> _INFORMATION SHOWN_:
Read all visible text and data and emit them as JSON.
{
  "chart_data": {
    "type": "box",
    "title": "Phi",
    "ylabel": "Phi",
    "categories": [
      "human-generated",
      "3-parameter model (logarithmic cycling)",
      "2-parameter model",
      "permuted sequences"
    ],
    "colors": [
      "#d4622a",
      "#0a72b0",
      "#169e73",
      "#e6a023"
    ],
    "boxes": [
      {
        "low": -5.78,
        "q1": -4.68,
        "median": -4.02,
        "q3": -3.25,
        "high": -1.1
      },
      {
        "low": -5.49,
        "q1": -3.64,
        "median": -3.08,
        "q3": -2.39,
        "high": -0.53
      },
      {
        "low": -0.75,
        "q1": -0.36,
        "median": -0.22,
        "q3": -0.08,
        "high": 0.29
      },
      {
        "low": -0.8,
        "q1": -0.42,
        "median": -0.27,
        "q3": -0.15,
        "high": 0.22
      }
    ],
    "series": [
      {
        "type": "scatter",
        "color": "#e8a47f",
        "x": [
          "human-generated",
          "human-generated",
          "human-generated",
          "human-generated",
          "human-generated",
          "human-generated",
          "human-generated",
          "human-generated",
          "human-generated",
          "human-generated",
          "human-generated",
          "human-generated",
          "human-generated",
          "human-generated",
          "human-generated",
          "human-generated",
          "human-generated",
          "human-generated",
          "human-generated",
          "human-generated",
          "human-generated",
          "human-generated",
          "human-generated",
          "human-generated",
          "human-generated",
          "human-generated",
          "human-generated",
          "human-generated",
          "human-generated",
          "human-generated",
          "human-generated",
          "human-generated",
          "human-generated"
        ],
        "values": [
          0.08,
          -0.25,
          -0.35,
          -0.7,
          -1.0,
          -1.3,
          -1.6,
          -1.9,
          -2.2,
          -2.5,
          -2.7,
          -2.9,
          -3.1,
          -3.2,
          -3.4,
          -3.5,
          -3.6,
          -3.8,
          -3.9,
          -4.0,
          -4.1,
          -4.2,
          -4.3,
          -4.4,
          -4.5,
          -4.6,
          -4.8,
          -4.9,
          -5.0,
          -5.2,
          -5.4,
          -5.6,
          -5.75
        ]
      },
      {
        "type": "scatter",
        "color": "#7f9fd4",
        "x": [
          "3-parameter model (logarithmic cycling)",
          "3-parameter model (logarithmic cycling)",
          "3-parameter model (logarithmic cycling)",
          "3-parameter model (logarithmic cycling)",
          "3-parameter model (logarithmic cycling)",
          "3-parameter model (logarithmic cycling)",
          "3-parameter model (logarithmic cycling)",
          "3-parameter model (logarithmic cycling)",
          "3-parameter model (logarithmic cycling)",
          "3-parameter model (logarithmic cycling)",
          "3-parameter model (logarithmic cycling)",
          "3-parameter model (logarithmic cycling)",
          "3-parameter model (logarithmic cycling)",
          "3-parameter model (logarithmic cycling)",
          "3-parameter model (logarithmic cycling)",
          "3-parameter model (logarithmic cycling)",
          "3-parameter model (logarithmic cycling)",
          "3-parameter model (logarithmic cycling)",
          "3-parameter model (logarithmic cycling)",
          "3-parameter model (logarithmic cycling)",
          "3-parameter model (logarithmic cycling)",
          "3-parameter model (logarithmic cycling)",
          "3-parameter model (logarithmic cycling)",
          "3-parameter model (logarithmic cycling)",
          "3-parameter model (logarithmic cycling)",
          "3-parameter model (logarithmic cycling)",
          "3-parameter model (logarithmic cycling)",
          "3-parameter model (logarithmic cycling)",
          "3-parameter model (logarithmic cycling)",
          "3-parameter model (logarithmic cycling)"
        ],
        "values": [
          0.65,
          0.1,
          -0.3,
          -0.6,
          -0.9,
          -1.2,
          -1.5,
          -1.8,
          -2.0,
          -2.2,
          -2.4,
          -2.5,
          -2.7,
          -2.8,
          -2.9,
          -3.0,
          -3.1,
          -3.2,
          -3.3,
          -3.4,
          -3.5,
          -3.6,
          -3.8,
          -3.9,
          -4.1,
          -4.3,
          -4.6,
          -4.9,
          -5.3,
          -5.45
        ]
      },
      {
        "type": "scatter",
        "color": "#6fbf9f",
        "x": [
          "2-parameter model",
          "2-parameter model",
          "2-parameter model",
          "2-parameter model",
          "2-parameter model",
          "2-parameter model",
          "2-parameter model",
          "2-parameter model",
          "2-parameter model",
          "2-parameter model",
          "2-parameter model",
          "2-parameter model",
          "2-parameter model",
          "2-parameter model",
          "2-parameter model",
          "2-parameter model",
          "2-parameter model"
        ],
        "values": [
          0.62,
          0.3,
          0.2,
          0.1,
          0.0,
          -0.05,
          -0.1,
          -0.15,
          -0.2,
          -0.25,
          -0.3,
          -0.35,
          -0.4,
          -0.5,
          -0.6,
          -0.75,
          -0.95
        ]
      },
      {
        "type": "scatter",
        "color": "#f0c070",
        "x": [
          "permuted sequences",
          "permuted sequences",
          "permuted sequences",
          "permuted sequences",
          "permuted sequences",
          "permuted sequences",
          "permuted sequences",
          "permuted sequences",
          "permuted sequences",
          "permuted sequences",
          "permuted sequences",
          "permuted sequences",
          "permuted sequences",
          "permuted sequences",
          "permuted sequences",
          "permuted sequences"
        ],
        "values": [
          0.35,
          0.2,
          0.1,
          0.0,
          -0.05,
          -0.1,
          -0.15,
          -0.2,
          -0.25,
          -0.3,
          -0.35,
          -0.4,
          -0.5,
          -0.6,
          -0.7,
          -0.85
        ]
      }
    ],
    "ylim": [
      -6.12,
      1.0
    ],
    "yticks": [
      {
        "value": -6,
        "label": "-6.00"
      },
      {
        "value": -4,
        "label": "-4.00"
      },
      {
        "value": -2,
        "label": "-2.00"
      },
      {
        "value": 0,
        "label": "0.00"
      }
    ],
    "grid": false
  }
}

> _EXERCISE AIM_:
Return every line above that contains the word "median".

> _RESULT OF THE EXERCISE_:
        "median": -4.02,
        "median": -3.08,
        "median": -0.22,
        "median": -0.27,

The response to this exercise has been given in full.